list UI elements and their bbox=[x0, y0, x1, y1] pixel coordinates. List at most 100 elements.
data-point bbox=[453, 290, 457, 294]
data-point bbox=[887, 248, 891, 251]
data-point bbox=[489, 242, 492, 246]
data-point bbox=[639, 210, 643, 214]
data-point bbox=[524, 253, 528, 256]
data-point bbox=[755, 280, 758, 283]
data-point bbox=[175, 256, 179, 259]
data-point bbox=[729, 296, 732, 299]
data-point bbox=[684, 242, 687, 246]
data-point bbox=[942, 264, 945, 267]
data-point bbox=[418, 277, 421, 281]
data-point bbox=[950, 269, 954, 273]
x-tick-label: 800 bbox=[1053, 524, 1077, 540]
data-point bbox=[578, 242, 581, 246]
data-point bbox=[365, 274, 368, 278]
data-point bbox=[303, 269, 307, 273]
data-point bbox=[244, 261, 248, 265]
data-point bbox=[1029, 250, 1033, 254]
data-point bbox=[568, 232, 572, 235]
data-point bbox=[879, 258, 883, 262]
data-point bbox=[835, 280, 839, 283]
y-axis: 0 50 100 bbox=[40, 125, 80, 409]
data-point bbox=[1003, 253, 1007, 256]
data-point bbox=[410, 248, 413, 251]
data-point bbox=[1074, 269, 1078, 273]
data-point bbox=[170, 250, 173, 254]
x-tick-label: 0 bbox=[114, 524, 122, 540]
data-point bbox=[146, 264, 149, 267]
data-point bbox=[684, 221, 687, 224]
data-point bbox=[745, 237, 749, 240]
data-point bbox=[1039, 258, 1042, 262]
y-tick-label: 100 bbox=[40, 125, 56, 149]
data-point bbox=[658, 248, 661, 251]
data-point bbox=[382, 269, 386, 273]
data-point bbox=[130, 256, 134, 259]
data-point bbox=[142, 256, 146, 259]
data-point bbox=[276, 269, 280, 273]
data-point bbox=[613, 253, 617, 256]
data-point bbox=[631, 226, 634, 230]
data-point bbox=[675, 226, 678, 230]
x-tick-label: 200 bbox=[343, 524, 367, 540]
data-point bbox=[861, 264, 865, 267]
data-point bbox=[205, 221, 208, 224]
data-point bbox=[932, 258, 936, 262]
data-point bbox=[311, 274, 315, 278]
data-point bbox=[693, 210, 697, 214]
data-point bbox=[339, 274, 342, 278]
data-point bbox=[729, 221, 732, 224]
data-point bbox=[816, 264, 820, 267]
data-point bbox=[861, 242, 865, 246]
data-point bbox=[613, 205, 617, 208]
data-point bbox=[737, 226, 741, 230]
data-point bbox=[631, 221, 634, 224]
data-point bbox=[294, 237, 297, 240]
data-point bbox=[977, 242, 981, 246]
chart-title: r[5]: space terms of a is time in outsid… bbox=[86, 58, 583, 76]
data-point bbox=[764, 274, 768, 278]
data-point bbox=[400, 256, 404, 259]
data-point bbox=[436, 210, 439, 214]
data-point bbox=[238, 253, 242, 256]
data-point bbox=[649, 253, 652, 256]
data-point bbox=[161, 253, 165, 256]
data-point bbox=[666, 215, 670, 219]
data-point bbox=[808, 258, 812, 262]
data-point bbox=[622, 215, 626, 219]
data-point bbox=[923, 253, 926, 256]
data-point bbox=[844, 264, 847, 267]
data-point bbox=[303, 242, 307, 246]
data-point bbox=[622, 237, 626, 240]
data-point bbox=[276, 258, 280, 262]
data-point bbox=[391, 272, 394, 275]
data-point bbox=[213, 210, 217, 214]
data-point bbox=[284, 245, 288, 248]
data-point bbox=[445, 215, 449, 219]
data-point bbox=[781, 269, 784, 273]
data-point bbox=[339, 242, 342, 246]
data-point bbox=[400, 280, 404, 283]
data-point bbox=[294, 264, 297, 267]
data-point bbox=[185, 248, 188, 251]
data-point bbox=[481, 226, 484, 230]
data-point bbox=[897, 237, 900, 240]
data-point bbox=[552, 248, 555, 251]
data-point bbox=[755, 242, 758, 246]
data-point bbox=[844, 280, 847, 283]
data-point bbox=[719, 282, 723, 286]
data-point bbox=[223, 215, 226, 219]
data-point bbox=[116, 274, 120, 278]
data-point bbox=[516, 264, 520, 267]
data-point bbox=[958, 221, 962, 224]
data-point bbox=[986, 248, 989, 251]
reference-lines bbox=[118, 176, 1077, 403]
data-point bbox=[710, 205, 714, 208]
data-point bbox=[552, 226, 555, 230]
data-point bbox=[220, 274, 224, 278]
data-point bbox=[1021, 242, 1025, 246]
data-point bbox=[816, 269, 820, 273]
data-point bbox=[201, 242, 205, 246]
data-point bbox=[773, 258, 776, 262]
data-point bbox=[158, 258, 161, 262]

## Task description:
Arrange every line of the records above as a Markdown table with the columns Row and Entry. Number the rows in order and omit any blank lines.

## Exercise answer:
| Row | Entry |
|---|---|
| 1 | list UI elements and their bbox=[x0, y0, x1, y1] pixel coordinates. List at most 100 elements. |
| 2 | data-point bbox=[453, 290, 457, 294] |
| 3 | data-point bbox=[887, 248, 891, 251] |
| 4 | data-point bbox=[489, 242, 492, 246] |
| 5 | data-point bbox=[639, 210, 643, 214] |
| 6 | data-point bbox=[524, 253, 528, 256] |
| 7 | data-point bbox=[755, 280, 758, 283] |
| 8 | data-point bbox=[175, 256, 179, 259] |
| 9 | data-point bbox=[729, 296, 732, 299] |
| 10 | data-point bbox=[684, 242, 687, 246] |
| 11 | data-point bbox=[942, 264, 945, 267] |
| 12 | data-point bbox=[418, 277, 421, 281] |
| 13 | data-point bbox=[950, 269, 954, 273] |
| 14 | x-tick-label: 800 bbox=[1053, 524, 1077, 540] |
| 15 | data-point bbox=[578, 242, 581, 246] |
| 16 | data-point bbox=[365, 274, 368, 278] |
| 17 | data-point bbox=[303, 269, 307, 273] |
| 18 | data-point bbox=[244, 261, 248, 265] |
| 19 | data-point bbox=[1029, 250, 1033, 254] |
| 20 | data-point bbox=[568, 232, 572, 235] |
| 21 | data-point bbox=[879, 258, 883, 262] |
| 22 | data-point bbox=[835, 280, 839, 283] |
| 23 | y-axis: 0 50 100 bbox=[40, 125, 80, 409] |
| 24 | data-point bbox=[1003, 253, 1007, 256] |
| 25 | data-point bbox=[410, 248, 413, 251] |
| 26 | data-point bbox=[1074, 269, 1078, 273] |
| 27 | data-point bbox=[170, 250, 173, 254] |
| 28 | x-tick-label: 0 bbox=[114, 524, 122, 540] |
| 29 | data-point bbox=[146, 264, 149, 267] |
| 30 | data-point bbox=[684, 221, 687, 224] |
| 31 | data-point bbox=[745, 237, 749, 240] |
| 32 | data-point bbox=[1039, 258, 1042, 262] |
| 33 | y-tick-label: 100 bbox=[40, 125, 56, 149] |
| 34 | data-point bbox=[658, 248, 661, 251] |
| 35 | data-point bbox=[382, 269, 386, 273] |
| 36 | data-point bbox=[130, 256, 134, 259] |
| 37 | data-point bbox=[142, 256, 146, 259] |
| 38 | data-point bbox=[276, 269, 280, 273] |
| 39 | data-point bbox=[613, 253, 617, 256] |
| 40 | data-point bbox=[631, 226, 634, 230] |
| 41 | data-point bbox=[675, 226, 678, 230] |
| 42 | x-tick-label: 200 bbox=[343, 524, 367, 540] |
| 43 | data-point bbox=[861, 264, 865, 267] |
| 44 | data-point bbox=[205, 221, 208, 224] |
| 45 | data-point bbox=[932, 258, 936, 262] |
| 46 | data-point bbox=[311, 274, 315, 278] |
| 47 | data-point bbox=[693, 210, 697, 214] |
| 48 | data-point bbox=[339, 274, 342, 278] |
| 49 | data-point bbox=[729, 221, 732, 224] |
| 50 | data-point bbox=[816, 264, 820, 267] |
| 51 | data-point bbox=[861, 242, 865, 246] |
| 52 | data-point bbox=[613, 205, 617, 208] |
| 53 | data-point bbox=[737, 226, 741, 230] |
| 54 | data-point bbox=[631, 221, 634, 224] |
| 55 | data-point bbox=[294, 237, 297, 240] |
| 56 | data-point bbox=[977, 242, 981, 246] |
| 57 | chart-title: r[5]: space terms of a is time in outsid… bbox=[86, 58, 583, 76] |
| 58 | data-point bbox=[764, 274, 768, 278] |
| 59 | data-point bbox=[400, 256, 404, 259] |
| 60 | data-point bbox=[436, 210, 439, 214] |
| 61 | data-point bbox=[238, 253, 242, 256] |
| 62 | data-point bbox=[649, 253, 652, 256] |
| 63 | data-point bbox=[161, 253, 165, 256] |
| 64 | data-point bbox=[666, 215, 670, 219] |
| 65 | data-point bbox=[808, 258, 812, 262] |
| 66 | data-point bbox=[622, 215, 626, 219] |
| 67 | data-point bbox=[923, 253, 926, 256] |
| 68 | data-point bbox=[844, 264, 847, 267] |
| 69 | data-point bbox=[303, 242, 307, 246] |
| 70 | data-point bbox=[622, 237, 626, 240] |
| 71 | data-point bbox=[276, 258, 280, 262] |
| 72 | data-point bbox=[391, 272, 394, 275] |
| 73 | data-point bbox=[213, 210, 217, 214] |
| 74 | data-point bbox=[284, 245, 288, 248] |
| 75 | data-point bbox=[445, 215, 449, 219] |
| 76 | data-point bbox=[781, 269, 784, 273] |
| 77 | data-point bbox=[339, 242, 342, 246] |
| 78 | data-point bbox=[400, 280, 404, 283] |
| 79 | data-point bbox=[294, 264, 297, 267] |
| 80 | data-point bbox=[185, 248, 188, 251] |
| 81 | data-point bbox=[481, 226, 484, 230] |
| 82 | data-point bbox=[897, 237, 900, 240] |
| 83 | data-point bbox=[552, 248, 555, 251] |
| 84 | data-point bbox=[755, 242, 758, 246] |
| 85 | data-point bbox=[844, 280, 847, 283] |
| 86 | data-point bbox=[719, 282, 723, 286] |
| 87 | data-point bbox=[223, 215, 226, 219] |
| 88 | data-point bbox=[116, 274, 120, 278] |
| 89 | data-point bbox=[516, 264, 520, 267] |
| 90 | data-point bbox=[958, 221, 962, 224] |
| 91 | data-point bbox=[986, 248, 989, 251] |
| 92 | reference-lines bbox=[118, 176, 1077, 403] |
| 93 | data-point bbox=[710, 205, 714, 208] |
| 94 | data-point bbox=[552, 226, 555, 230] |
| 95 | data-point bbox=[220, 274, 224, 278] |
| 96 | data-point bbox=[1021, 242, 1025, 246] |
| 97 | data-point bbox=[816, 269, 820, 273] |
| 98 | data-point bbox=[201, 242, 205, 246] |
| 99 | data-point bbox=[773, 258, 776, 262] |
| 100 | data-point bbox=[158, 258, 161, 262] |